**Instructions for the task**
Reproduce the listing below without any change.

(Data excerpts)

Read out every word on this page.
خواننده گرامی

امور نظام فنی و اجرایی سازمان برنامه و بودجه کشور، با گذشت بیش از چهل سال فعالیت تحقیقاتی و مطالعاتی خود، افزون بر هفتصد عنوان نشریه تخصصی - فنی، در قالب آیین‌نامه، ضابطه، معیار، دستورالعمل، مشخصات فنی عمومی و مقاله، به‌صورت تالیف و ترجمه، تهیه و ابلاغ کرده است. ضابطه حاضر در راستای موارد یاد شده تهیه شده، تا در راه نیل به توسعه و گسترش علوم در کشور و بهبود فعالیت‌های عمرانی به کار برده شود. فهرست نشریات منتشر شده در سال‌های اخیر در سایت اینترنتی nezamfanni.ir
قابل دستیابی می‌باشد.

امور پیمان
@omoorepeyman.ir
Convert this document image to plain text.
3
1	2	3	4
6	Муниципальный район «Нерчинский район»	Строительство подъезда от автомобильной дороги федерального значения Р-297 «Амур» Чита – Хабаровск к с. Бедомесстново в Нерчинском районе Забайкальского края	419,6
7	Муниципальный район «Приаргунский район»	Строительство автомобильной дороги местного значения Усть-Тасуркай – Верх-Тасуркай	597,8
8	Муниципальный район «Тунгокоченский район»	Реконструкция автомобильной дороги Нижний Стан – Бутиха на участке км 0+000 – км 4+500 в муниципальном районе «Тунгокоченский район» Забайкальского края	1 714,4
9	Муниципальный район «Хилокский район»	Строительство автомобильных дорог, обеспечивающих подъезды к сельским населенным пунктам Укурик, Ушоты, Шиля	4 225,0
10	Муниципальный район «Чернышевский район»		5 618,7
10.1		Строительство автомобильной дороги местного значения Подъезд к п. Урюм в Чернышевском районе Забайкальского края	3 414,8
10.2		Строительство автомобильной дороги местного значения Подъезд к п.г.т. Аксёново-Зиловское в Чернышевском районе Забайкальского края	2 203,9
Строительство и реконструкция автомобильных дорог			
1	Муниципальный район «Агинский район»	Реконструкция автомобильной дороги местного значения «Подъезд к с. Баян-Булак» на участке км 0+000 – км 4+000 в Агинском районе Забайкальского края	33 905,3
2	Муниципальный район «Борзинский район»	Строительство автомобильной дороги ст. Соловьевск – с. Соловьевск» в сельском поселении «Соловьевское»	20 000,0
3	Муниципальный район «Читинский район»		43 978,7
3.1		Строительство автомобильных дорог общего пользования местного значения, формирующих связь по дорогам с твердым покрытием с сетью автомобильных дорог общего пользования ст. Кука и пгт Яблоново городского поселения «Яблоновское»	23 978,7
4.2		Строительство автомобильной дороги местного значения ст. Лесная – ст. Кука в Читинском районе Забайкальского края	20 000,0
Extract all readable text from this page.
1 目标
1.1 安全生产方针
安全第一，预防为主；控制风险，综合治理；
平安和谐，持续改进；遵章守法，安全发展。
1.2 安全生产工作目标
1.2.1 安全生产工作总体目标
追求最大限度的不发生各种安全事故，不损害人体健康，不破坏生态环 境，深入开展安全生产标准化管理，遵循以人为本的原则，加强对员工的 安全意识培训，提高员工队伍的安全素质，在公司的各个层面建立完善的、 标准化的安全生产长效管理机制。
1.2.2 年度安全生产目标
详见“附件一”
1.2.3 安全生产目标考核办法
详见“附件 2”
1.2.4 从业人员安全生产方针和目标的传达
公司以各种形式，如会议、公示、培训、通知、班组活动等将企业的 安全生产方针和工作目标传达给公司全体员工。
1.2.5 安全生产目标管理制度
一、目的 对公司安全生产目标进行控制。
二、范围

**Output below**
Read out every word on this page.
خواننده گرامی

امور نظام فنی و اجرایی سازمان برنامه و بودجه کشور، با گذشت بیش از چهل سال فعالیت تحقیقاتی و مطالعاتی خود، افزون بر هفتصد عنوان نشریه تخصصی - فنی، در قالب آیین‌نامه، ضابطه، معیار، دستورالعمل، مشخصات فنی عمومی و مقاله، به‌صورت تالیف و ترجمه، تهیه و ابلاغ کرده است. ضابطه حاضر در راستای موارد یاد شده تهیه شده، تا در راه نیل به توسعه و گسترش علوم در کشور و بهبود فعالیت‌های عمرانی به کار برده شود. فهرست نشریات منتشر شده در سال‌های اخیر در سایت اینترنتی nezamfanni.ir
قابل دستیابی می‌باشد.

امور پیمان
@omoorepeyman.ir
Convert this document image to plain text.
3
1	2	3	4
6	Муниципальный район «Нерчинский район»	Строительство подъезда от автомобильной дороги федерального значения Р-297 «Амур» Чита – Хабаровск к с. Бедомесстново в Нерчинском районе Забайкальского края	419,6
7	Муниципальный район «Приаргунский район»	Строительство автомобильной дороги местного значения Усть-Тасуркай – Верх-Тасуркай	597,8
8	Муниципальный район «Тунгокоченский район»	Реконструкция автомобильной дороги Нижний Стан – Бутиха на участке км 0+000 – км 4+500 в муниципальном районе «Тунгокоченский район» Забайкальского края	1 714,4
9	Муниципальный район «Хилокский район»	Строительство автомобильных дорог, обеспечивающих подъезды к сельским населенным пунктам Укурик, Ушоты, Шиля	4 225,0
10	Муниципальный район «Чернышевский район»		5 618,7
10.1		Строительство автомобильной дороги местного значения Подъезд к п. Урюм в Чернышевском районе Забайкальского края	3 414,8
10.2		Строительство автомобильной дороги местного значения Подъезд к п.г.т. Аксёново-Зиловское в Чернышевском районе Забайкальского края	2 203,9
Строительство и реконструкция автомобильных дорог			
1	Муниципальный район «Агинский район»	Реконструкция автомобильной дороги местного значения «Подъезд к с. Баян-Булак» на участке км 0+000 – км 4+000 в Агинском районе Забайкальского края	33 905,3
2	Муниципальный район «Борзинский район»	Строительство автомобильной дороги ст. Соловьевск – с. Соловьевск» в сельском поселении «Соловьевское»	20 000,0
3	Муниципальный район «Читинский район»		43 978,7
3.1		Строительство автомобильных дорог общего пользования местного значения, формирующих связь по дорогам с твердым покрытием с сетью автомобильных дорог общего пользования ст. Кука и пгт Яблоново городского поселения «Яблоновское»	23 978,7
4.2		Строительство автомобильной дороги местного значения ст. Лесная – ст. Кука в Читинском районе Забайкальского края	20 000,0
Extract all readable text from this page.
1 目标
1.1 安全生产方针
安全第一，预防为主；控制风险，综合治理；
平安和谐，持续改进；遵章守法，安全发展。
1.2 安全生产工作目标
1.2.1 安全生产工作总体目标
追求最大限度的不发生各种安全事故，不损害人体健康，不破坏生态环 境，深入开展安全生产标准化管理，遵循以人为本的原则，加强对员工的 安全意识培训，提高员工队伍的安全素质，在公司的各个层面建立完善的、 标准化的安全生产长效管理机制。
1.2.2 年度安全生产目标
详见“附件一”
1.2.3 安全生产目标考核办法
详见“附件 2”
1.2.4 从业人员安全生产方针和目标的传达
公司以各种形式，如会议、公示、培训、通知、班组活动等将企业的 安全生产方针和工作目标传达给公司全体员工。
1.2.5 安全生产目标管理制度
一、目的 对公司安全生产目标进行控制。
二、范围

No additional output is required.